=== TEXTE SÉLECTIONNÉ ===

Arrêt du 14 mars 2003 
Ire Cour de droit public 
 
Composition 
MM. les Juges Aemisegger, Président de la Cour 
et Président du Tribunal fédéral, 
Reeb et Féraud. 
Greffier: M. Kurz. 
 
Parties 
Club alpin suisse, Helvetiaplatz 4, 3005 Berne, 
Fondation suisse pour la protection et l'aménagement du paysage, Hirschengraben 11, 3011 Berne, 
Pro Natura- Ligue suisse pour la protection de la nature, 4000 Bâle, 
WWF Suisse, Hohlstrasse 110, 8004 Zürich, 
recourants, tous les quatre représentés par 
Me Raphaël Dallèves, avocat, passage Raphy-Dallèves, 
case postale 374, 1951 Sion, 
 
contre 
 
Société de Développement Agro-Touristique de Trient-Finhaut S.A., intimée, représentée par 
Mes Hildebrand de Riedmatten et Antoine Zen Ruffinen, avocats, avenue Ritz 33, 1950 Sion 2, 
Commune politique de Trient, 1929 Trient, 
Commune politique de Finhaut, 1925 Finhaut, 
Canton du Valais, p.a. Service des forêts et du paysage, place des Cèdres, case postale, 1951 Sion, 
Département fédéral de l'Environnement, des Transports, de l'Energie et de la Communication, 
3003 Berne. 
 
Objet 
défrichement pour la construction de remontées mécaniques, 
 
recours de droit administratif contre la décision du Département fédéral de l'Environnement, des Transports, 
de l'Energie et de la Communication, du 26 avril 2002. 
 
Faits: 
A. 
Le 26 avril 2002, le Département fédéral de l'Environnement, des Transports, de l'Energie et de la Communication (ci-après: le DETEC) a accordé à la Société de Développement Agro-Touristique de Trient-Finhaut S.A. (ci-après: la SDAT), une autorisation portant sur un défrichement de 11'758 m2 sur le territoire de la commune de Trient, pour la réalisation d'un téléphérique (le Châtelard-Griba) et d'un télésiège (Griba-Belle Place) ainsi que pour l'aménagement des pistes de ski, dans le cadre de la création du domaine skiable de la Tête de Balme. Un défrichement de 971 m2 relatif à la création d'un autre télésiège a en revanche été refusé. La décision définit les mesures de compensation, soit un reboisement de 21'735 m2 et la protection et l'aménagement d'une zone humide, et fixe encore d'autres charges et conditions. L'indication des voies de recours mentionne le recours auprès du Conseil fédéral. La concession pour la construction et l'exploitation des installations avait été octroyée le 30 avril 1997. 
B.

===

Recopiez le passage de l'arrêt qui commence par « Arrêt du 14 » et se termine par « Reeb et Féraud. ». Les entrées ci-dessous proviennent d'une autre source.

=== CONTENU DES DONNÉES ===

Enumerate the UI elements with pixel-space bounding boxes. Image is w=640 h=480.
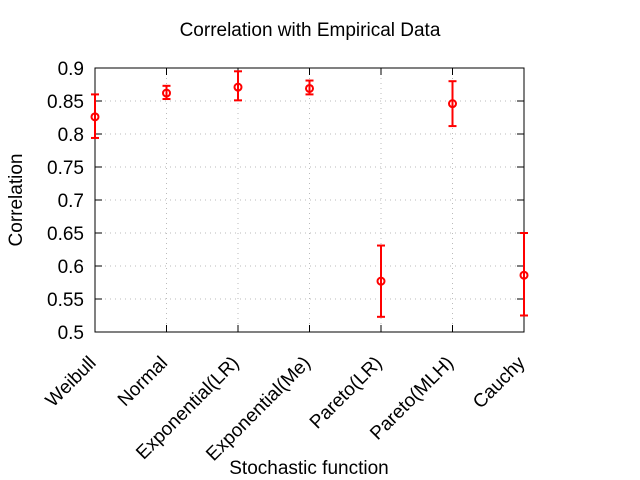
- y-tick-label: 0.6: [58, 257, 84, 278]
- y-tick-label: 0.9: [58, 59, 84, 80]
- plot-frame: [94, 67, 525, 333]
- y-tick-label: 0.75: [47, 158, 84, 179]
- data-point: [162, 84, 171, 101]
- y-axis-label: Correlation: [6, 154, 27, 247]
- y-tick-label: 0.55: [47, 290, 84, 311]
- point-marker: [233, 82, 243, 92]
- x-tick-label: Weibull: [42, 353, 101, 412]
- data-point: [90, 93, 100, 139]
- point-marker: [305, 83, 314, 93]
- point-marker: [376, 276, 386, 286]
- x-tick-label: Normal: [114, 353, 172, 411]
- data-point: [233, 70, 243, 102]
- point-marker: [162, 88, 171, 98]
- data-point: [376, 244, 386, 318]
- chart-title: Correlation with Empirical Data: [180, 20, 441, 41]
- data-point: [305, 79, 314, 96]
- y-tick-label: 0.65: [47, 224, 84, 245]
- y-tick-label: 0.85: [47, 92, 84, 113]
- y-tick-label: 0.8: [58, 125, 84, 146]
- data-series: [90, 70, 529, 318]
- point-marker: [90, 112, 100, 122]
- y-axis: 0.5 0.55 0.6 0.65 0.7 0.75 0.8 0.85 0.9: [47, 59, 524, 344]
- grid: [95, 68, 524, 332]
- y-tick-label: 0.5: [58, 323, 84, 344]
- data-point: [448, 80, 457, 128]
- data-point: [519, 232, 529, 317]
- y-tick-label: 0.7: [58, 191, 84, 212]
- x-axis-label: Stochastic function: [229, 458, 388, 479]
- point-marker: [519, 270, 529, 280]
- x-axis: Weibull NormalExponential(LR)Exponential(…: [42, 68, 530, 465]
- x-tick-label: Cauchy: [469, 352, 530, 413]
- point-marker: [448, 99, 457, 109]
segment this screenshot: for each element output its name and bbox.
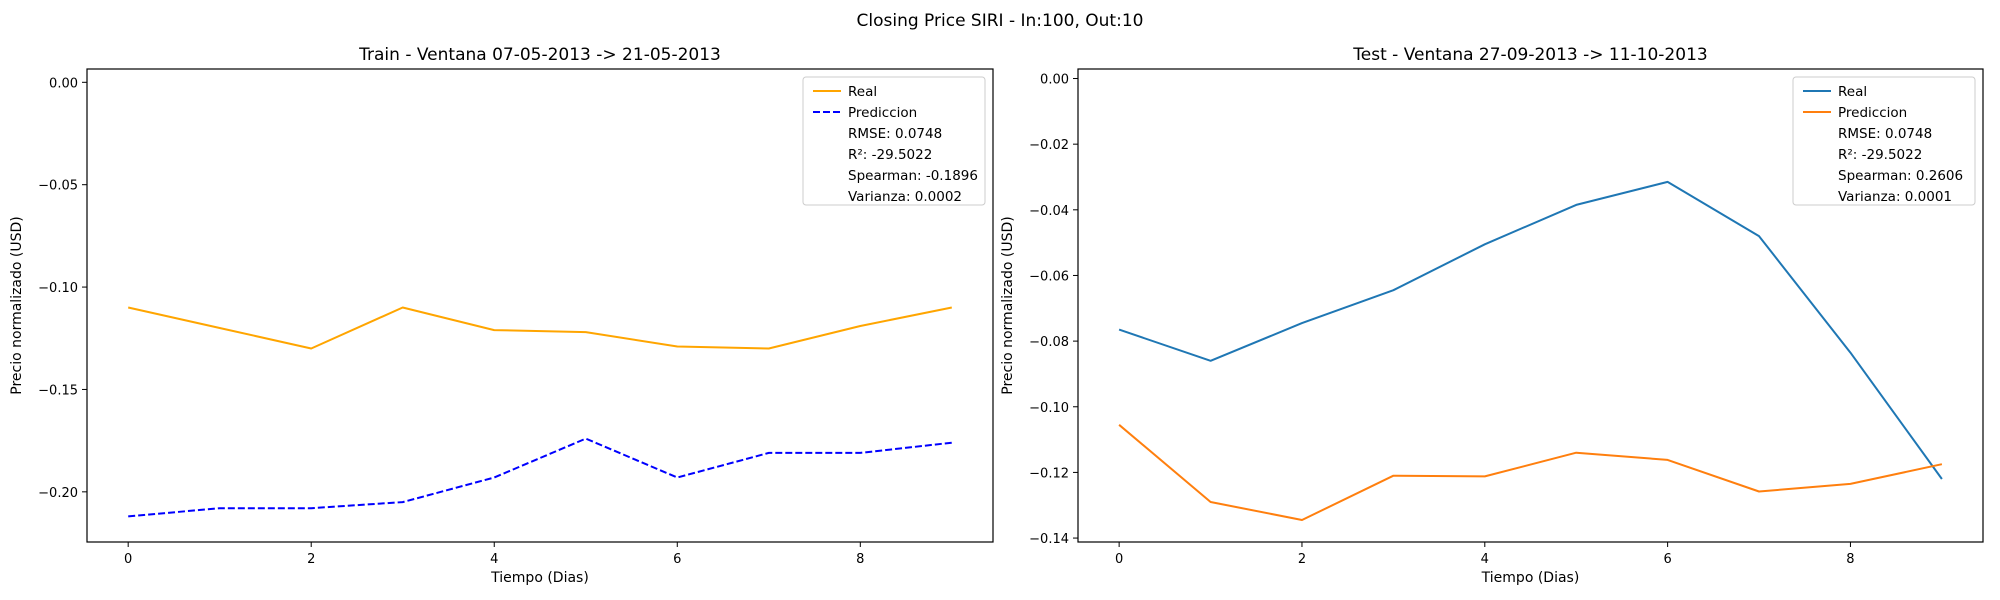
x-tick-label: 0: [1115, 552, 1123, 567]
x-tick-label: 8: [856, 552, 864, 567]
test-chart: Test - Ventana 27-09-2013 -> 11-10-2013 0…: [1000, 45, 1984, 586]
legend-box: [1792, 76, 1976, 206]
legend-stat: R²: -29.5022: [1838, 147, 1922, 163]
legend: Real Prediccion RMSE: 0.0748 R²: -29.5022 Sp…: [802, 76, 986, 206]
x-tick-label: 6: [1663, 552, 1671, 567]
plot-frame: [1077, 68, 1984, 543]
y-tick-label: −0.15: [38, 383, 78, 398]
x-tick-label: 0: [124, 552, 132, 567]
legend-stat: R²: -29.5022: [848, 147, 932, 163]
y-tick-label: −0.04: [1029, 204, 1069, 219]
chart-title: Train - Ventana 07-05-2013 -> 21-05-2013: [358, 45, 721, 65]
legend-stat: Varianza: 0.0002: [848, 189, 962, 205]
plot-frame: [86, 68, 994, 543]
y-axis-label: Precio normalizado (USD): [9, 216, 25, 394]
legend: Real Prediccion RMSE: 0.0748 R²: -29.5022 Sp…: [1792, 76, 1976, 206]
legend-stat: Spearman: 0.2606: [1838, 168, 1963, 184]
series-line-prediccion: [1118, 424, 1943, 521]
legend-label: Real: [848, 84, 877, 100]
y-tick-label: 0.00: [49, 76, 78, 91]
series-line-real: [1118, 180, 1943, 480]
y-tick-label: −0.05: [38, 179, 78, 194]
x-tick-label: 4: [1481, 552, 1489, 567]
x-axis-label: Tiempo (Dias): [490, 570, 589, 586]
y-tick-label: 0.00: [1040, 73, 1069, 88]
legend-stat: RMSE: 0.0748: [848, 126, 942, 142]
x-tick-label: 8: [1846, 552, 1854, 567]
y-tick-label: −0.12: [1029, 466, 1069, 481]
y-tick-label: −0.10: [38, 281, 78, 296]
legend-stat: RMSE: 0.0748: [1838, 126, 1932, 142]
series-line-real: [127, 306, 952, 350]
x-tick-label: 6: [673, 552, 681, 567]
y-tick-label: −0.02: [1029, 138, 1069, 153]
legend-stat: Varianza: 0.0001: [1838, 189, 1952, 205]
legend-label: Real: [1838, 84, 1867, 100]
legend-stat: Spearman: -0.1896: [848, 168, 978, 184]
figure-suptitle: Closing Price SIRI - In:100, Out:10: [857, 11, 1144, 31]
legend-label: Prediccion: [848, 105, 917, 121]
y-tick-label: −0.08: [1029, 335, 1069, 350]
y-tick-label: −0.10: [1029, 401, 1069, 416]
x-axis-label: Tiempo (Dias): [1481, 570, 1580, 586]
legend-box: [802, 76, 986, 206]
chart-title: Test - Ventana 27-09-2013 -> 11-10-2013: [1352, 45, 1707, 65]
x-tick-label: 4: [490, 552, 498, 567]
train-chart: Train - Ventana 07-05-2013 -> 21-05-2013…: [9, 45, 994, 586]
y-axis-label: Precio normalizado (USD): [1000, 216, 1016, 394]
legend-label: Prediccion: [1838, 105, 1907, 121]
y-tick-label: −0.20: [38, 486, 78, 501]
y-tick-label: −0.06: [1029, 269, 1069, 284]
x-tick-label: 2: [307, 552, 315, 567]
y-tick-label: −0.14: [1029, 532, 1069, 547]
x-tick-label: 2: [1298, 552, 1306, 567]
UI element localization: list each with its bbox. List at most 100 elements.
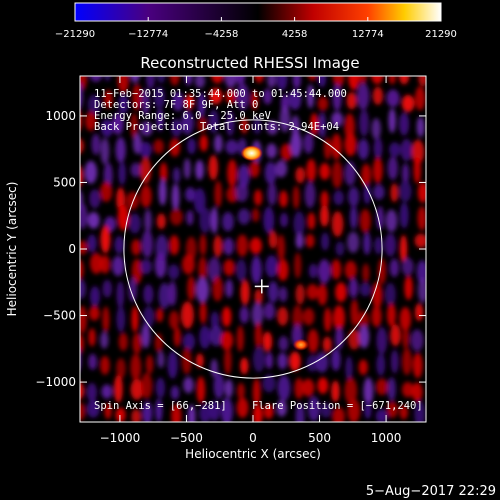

===

— RÉSULTAT OBTENU —
Arrêt du 14 mars 2003 
Ire Cour de droit public 
 
Composition 
MM. les Juges Aemisegger, Président de la Cour 
et Président du Tribunal fédéral, 
Reeb et Féraud.